╔══

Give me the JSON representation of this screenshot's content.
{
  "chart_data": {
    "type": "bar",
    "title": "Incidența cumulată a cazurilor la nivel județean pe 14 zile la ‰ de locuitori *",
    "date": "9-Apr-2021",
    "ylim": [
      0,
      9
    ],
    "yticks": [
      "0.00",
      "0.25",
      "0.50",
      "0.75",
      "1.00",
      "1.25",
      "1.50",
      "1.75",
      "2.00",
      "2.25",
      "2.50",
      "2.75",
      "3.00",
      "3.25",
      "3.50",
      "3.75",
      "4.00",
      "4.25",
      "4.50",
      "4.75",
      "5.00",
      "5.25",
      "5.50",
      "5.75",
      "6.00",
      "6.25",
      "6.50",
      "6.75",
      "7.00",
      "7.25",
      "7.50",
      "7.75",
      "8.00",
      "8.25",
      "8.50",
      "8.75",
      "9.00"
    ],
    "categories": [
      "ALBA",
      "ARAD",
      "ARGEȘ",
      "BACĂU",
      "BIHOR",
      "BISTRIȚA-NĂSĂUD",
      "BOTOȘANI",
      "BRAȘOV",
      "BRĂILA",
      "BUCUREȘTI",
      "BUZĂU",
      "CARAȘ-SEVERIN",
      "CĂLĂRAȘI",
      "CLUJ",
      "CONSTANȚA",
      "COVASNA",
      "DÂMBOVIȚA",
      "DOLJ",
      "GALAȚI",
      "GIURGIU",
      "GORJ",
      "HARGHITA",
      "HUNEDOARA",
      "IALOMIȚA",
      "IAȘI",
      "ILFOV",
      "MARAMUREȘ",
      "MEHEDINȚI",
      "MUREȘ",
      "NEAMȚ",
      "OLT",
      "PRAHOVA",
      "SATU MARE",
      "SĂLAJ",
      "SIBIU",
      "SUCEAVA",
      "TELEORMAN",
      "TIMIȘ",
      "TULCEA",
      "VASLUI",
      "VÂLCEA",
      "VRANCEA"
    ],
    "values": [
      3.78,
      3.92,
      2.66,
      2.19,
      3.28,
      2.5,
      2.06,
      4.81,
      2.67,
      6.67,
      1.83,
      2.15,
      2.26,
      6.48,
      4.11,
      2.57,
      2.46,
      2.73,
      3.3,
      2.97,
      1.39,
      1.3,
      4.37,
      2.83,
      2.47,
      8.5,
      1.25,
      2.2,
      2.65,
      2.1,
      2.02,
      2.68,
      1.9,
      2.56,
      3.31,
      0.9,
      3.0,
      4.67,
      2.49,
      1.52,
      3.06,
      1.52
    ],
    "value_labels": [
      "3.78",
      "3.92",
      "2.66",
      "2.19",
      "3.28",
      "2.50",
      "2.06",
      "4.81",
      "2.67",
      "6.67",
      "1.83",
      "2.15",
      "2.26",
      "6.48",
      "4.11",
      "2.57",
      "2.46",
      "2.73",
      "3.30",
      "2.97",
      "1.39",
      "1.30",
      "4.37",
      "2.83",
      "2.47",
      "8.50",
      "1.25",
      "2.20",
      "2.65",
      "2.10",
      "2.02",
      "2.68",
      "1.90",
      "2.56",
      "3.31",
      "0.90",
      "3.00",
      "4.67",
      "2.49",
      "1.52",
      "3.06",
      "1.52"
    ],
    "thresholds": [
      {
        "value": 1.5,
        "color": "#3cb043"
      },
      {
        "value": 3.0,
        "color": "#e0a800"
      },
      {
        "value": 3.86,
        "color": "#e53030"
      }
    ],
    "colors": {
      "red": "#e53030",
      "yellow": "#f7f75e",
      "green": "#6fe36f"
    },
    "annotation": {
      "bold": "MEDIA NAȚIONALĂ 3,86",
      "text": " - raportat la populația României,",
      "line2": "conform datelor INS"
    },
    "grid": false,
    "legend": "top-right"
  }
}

╚══

What needs to be done: Write the material out exactly, with nothing left out.

Response to this task:
Give me the JSON representation of this screenshot's content.
{
  "chart_data": {
    "type": "bar",
    "title": "Incidența cumulată a cazurilor la nivel județean pe 14 zile la ‰ de locuitori *",
    "date": "9-Apr-2021",
    "ylim": [
      0,
      9
    ],
    "yticks": [
      "0.00",
      "0.25",
      "0.50",
      "0.75",
      "1.00",
      "1.25",
      "1.50",
      "1.75",
      "2.00",
      "2.25",
      "2.50",
      "2.75",
      "3.00",
      "3.25",
      "3.50",
      "3.75",
      "4.00",
      "4.25",
      "4.50",
      "4.75",
      "5.00",
      "5.25",
      "5.50",
      "5.75",
      "6.00",
      "6.25",
      "6.50",
      "6.75",
      "7.00",
      "7.25",
      "7.50",
      "7.75",
      "8.00",
      "8.25",
      "8.50",
      "8.75",
      "9.00"
    ],
    "categories": [
      "ALBA",
      "ARAD",
      "ARGEȘ",
      "BACĂU",
      "BIHOR",
      "BISTRIȚA-NĂSĂUD",
      "BOTOȘANI",
      "BRAȘOV",
      "BRĂILA",
      "BUCUREȘTI",
      "BUZĂU",
      "CARAȘ-SEVERIN",
      "CĂLĂRAȘI",
      "CLUJ",
      "CONSTANȚA",
      "COVASNA",
      "DÂMBOVIȚA",
      "DOLJ",
      "GALAȚI",
      "GIURGIU",
      "GORJ",
      "HARGHITA",
      "HUNEDOARA",
      "IALOMIȚA",
      "IAȘI",
      "ILFOV",
      "MARAMUREȘ",
      "MEHEDINȚI",
      "MUREȘ",
      "NEAMȚ",
      "OLT",
      "PRAHOVA",
      "SATU MARE",
      "SĂLAJ",
      "SIBIU",
      "SUCEAVA",
      "TELEORMAN",
      "TIMIȘ",
      "TULCEA",
      "VASLUI",
      "VÂLCEA",
      "VRANCEA"
    ],
    "values": [
      3.78,
      3.92,
      2.66,
      2.19,
      3.28,
      2.5,
      2.06,
      4.81,
      2.67,
      6.67,
      1.83,
      2.15,
      2.26,
      6.48,
      4.11,
      2.57,
      2.46,
      2.73,
      3.3,
      2.97,
      1.39,
      1.3,
      4.37,
      2.83,
      2.47,
      8.5,
      1.25,
      2.2,
      2.65,
      2.1,
      2.02,
      2.68,
      1.9,
      2.56,
      3.31,
      0.9,
      3.0,
      4.67,
      2.49,
      1.52,
      3.06,
      1.52
    ],
    "value_labels": [
      "3.78",
      "3.92",
      "2.66",
      "2.19",
      "3.28",
      "2.50",
      "2.06",
      "4.81",
      "2.67",
      "6.67",
      "1.83",
      "2.15",
      "2.26",
      "6.48",
      "4.11",
      "2.57",
      "2.46",
      "2.73",
      "3.30",
      "2.97",
      "1.39",
      "1.30",
      "4.37",
      "2.83",
      "2.47",
      "8.50",
      "1.25",
      "2.20",
      "2.65",
      "2.10",
      "2.02",
      "2.68",
      "1.90",
      "2.56",
      "3.31",
      "0.90",
      "3.00",
      "4.67",
      "2.49",
      "1.52",
      "3.06",
      "1.52"
    ],
    "thresholds": [
      {
        "value": 1.5,
        "color": "#3cb043"
      },
      {
        "value": 3.0,
        "color": "#e0a800"
      },
      {
        "value": 3.86,
        "color": "#e53030"
      }
    ],
    "colors": {
      "red": "#e53030",
      "yellow": "#f7f75e",
      "green": "#6fe36f"
    },
    "annotation": {
      "bold": "MEDIA NAȚIONALĂ 3,86",
      "text": " - raportat la populația României,",
      "line2": "conform datelor INS"
    },
    "grid": false,
    "legend": "top-right"
  }
}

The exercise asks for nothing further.